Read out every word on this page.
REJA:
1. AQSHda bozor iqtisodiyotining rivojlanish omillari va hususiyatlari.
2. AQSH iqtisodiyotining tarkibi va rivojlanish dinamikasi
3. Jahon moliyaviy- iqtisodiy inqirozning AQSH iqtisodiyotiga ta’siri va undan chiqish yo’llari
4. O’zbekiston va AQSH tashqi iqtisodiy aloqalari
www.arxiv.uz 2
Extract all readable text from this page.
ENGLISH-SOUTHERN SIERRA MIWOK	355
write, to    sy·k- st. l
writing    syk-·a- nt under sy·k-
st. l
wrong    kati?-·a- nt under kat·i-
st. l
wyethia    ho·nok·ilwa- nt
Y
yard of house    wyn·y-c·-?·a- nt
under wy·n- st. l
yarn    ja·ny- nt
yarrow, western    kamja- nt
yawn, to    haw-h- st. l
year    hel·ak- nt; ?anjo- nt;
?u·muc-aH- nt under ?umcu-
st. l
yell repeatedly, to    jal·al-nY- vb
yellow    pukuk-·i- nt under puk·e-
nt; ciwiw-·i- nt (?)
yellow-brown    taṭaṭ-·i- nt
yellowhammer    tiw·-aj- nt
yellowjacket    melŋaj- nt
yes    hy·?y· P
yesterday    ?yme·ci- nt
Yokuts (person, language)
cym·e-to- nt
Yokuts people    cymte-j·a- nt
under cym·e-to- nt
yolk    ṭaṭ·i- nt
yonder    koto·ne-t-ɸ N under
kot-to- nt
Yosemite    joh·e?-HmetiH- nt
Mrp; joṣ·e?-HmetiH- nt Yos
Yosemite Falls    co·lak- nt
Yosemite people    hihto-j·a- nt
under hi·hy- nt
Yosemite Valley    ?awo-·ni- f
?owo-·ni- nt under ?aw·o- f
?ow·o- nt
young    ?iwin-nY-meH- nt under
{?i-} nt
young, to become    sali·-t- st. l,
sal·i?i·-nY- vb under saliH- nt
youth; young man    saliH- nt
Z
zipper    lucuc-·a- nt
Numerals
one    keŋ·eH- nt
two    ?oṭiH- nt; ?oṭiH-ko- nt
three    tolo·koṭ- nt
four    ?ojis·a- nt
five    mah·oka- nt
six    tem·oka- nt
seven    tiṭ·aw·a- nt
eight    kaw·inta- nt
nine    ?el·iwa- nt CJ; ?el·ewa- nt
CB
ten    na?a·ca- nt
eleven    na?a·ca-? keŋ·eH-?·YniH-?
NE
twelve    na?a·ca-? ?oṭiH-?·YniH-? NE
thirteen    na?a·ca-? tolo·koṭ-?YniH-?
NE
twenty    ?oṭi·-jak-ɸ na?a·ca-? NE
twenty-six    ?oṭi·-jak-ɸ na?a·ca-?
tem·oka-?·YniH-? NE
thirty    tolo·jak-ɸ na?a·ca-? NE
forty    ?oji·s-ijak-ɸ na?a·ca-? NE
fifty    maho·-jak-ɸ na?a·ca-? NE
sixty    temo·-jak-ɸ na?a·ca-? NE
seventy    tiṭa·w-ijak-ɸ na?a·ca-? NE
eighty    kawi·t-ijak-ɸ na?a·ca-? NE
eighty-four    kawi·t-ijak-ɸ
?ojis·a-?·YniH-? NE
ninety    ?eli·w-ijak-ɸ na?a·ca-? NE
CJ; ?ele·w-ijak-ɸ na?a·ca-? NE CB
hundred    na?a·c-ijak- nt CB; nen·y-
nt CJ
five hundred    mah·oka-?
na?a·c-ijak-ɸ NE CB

■ Given problem
Extract the complete listing above, reproducing each line exactly.

■ Exercise solution
Read out every word on this page.
REJA:
1. AQSHda bozor iqtisodiyotining rivojlanish omillari va hususiyatlari.
2. AQSH iqtisodiyotining tarkibi va rivojlanish dinamikasi
3. Jahon moliyaviy- iqtisodiy inqirozning AQSH iqtisodiyotiga ta’siri va undan chiqish yo’llari
4. O’zbekiston va AQSH tashqi iqtisodiy aloqalari
www.arxiv.uz 2
Extract all readable text from this page.
ENGLISH-SOUTHERN SIERRA MIWOK	355
write, to    sy·k- st. l
writing    syk-·a- nt under sy·k-
st. l
wrong    kati?-·a- nt under kat·i-
st. l
wyethia    ho·nok·ilwa- nt
Y
yard of house    wyn·y-c·-?·a- nt
under wy·n- st. l
yarn    ja·ny- nt
yarrow, western    kamja- nt
yawn, to    haw-h- st. l
year    hel·ak- nt; ?anjo- nt;
?u·muc-aH- nt under ?umcu-
st. l
yell repeatedly, to    jal·al-nY- vb
yellow    pukuk-·i- nt under puk·e-
nt; ciwiw-·i- nt (?)
yellow-brown    taṭaṭ-·i- nt
yellowhammer    tiw·-aj- nt
yellowjacket    melŋaj- nt
yes    hy·?y· P
yesterday    ?yme·ci- nt
Yokuts (person, language)
cym·e-to- nt
Yokuts people    cymte-j·a- nt
under cym·e-to- nt
yolk    ṭaṭ·i- nt
yonder    koto·ne-t-ɸ N under
kot-to- nt
Yosemite    joh·e?-HmetiH- nt
Mrp; joṣ·e?-HmetiH- nt Yos
Yosemite Falls    co·lak- nt
Yosemite people    hihto-j·a- nt
under hi·hy- nt
Yosemite Valley    ?awo-·ni- f
?owo-·ni- nt under ?aw·o- f
?ow·o- nt
young    ?iwin-nY-meH- nt under
{?i-} nt
young, to become    sali·-t- st. l,
sal·i?i·-nY- vb under saliH- nt
youth; young man    saliH- nt
Z
zipper    lucuc-·a- nt
Numerals
one    keŋ·eH- nt
two    ?oṭiH- nt; ?oṭiH-ko- nt
three    tolo·koṭ- nt
four    ?ojis·a- nt
five    mah·oka- nt
six    tem·oka- nt
seven    tiṭ·aw·a- nt
eight    kaw·inta- nt
nine    ?el·iwa- nt CJ; ?el·ewa- nt
CB
ten    na?a·ca- nt
eleven    na?a·ca-? keŋ·eH-?·YniH-?
NE
twelve    na?a·ca-? ?oṭiH-?·YniH-? NE
thirteen    na?a·ca-? tolo·koṭ-?YniH-?
NE
twenty    ?oṭi·-jak-ɸ na?a·ca-? NE
twenty-six    ?oṭi·-jak-ɸ na?a·ca-?
tem·oka-?·YniH-? NE
thirty    tolo·jak-ɸ na?a·ca-? NE
forty    ?oji·s-ijak-ɸ na?a·ca-? NE
fifty    maho·-jak-ɸ na?a·ca-? NE
sixty    temo·-jak-ɸ na?a·ca-? NE
seventy    tiṭa·w-ijak-ɸ na?a·ca-? NE
eighty    kawi·t-ijak-ɸ na?a·ca-? NE
eighty-four    kawi·t-ijak-ɸ
?ojis·a-?·YniH-? NE
ninety    ?eli·w-ijak-ɸ na?a·ca-? NE
CJ; ?ele·w-ijak-ɸ na?a·ca-? NE CB
hundred    na?a·c-ijak- nt CB; nen·y-
nt CJ
five hundred    mah·oka-?
na?a·c-ijak-ɸ NE CB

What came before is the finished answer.